**REQUIRED TASK**:
Search the data for the string "mention" and extract every line where it appears.

--- Start EXERCISE INPUTS ---

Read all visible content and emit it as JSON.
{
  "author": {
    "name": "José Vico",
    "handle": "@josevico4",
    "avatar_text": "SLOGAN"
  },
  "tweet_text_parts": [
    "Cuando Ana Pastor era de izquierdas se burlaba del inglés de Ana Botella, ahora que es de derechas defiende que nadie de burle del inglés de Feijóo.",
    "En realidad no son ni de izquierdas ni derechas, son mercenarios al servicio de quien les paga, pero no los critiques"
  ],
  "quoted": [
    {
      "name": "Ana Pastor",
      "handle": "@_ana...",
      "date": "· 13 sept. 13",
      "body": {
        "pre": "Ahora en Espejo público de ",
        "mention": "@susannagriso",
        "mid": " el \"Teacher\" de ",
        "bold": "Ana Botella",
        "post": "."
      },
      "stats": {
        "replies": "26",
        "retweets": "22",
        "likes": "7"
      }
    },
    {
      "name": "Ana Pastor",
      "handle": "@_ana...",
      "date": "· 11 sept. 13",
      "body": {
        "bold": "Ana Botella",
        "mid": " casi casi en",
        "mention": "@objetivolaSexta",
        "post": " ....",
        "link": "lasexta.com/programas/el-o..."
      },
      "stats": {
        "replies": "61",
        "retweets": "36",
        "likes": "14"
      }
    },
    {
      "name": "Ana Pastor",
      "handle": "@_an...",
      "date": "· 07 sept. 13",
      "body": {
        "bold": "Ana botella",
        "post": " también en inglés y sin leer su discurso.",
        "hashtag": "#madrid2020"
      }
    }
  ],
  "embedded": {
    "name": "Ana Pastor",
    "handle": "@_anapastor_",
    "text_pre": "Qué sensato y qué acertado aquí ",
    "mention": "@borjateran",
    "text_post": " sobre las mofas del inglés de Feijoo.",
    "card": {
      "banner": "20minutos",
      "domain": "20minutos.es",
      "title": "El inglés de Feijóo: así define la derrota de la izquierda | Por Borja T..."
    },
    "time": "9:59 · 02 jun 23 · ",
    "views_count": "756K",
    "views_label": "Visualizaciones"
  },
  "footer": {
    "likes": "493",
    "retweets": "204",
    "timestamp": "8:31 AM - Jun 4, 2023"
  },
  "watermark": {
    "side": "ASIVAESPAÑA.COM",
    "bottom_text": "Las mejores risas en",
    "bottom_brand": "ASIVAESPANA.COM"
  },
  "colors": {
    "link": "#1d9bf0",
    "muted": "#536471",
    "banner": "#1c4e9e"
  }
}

--- End EXERCISE INPUTS ---

**RESPONSE**:
        "mention": "@susannagriso",
        "mention": "@objetivolaSexta",
    "mention": "@borjateran",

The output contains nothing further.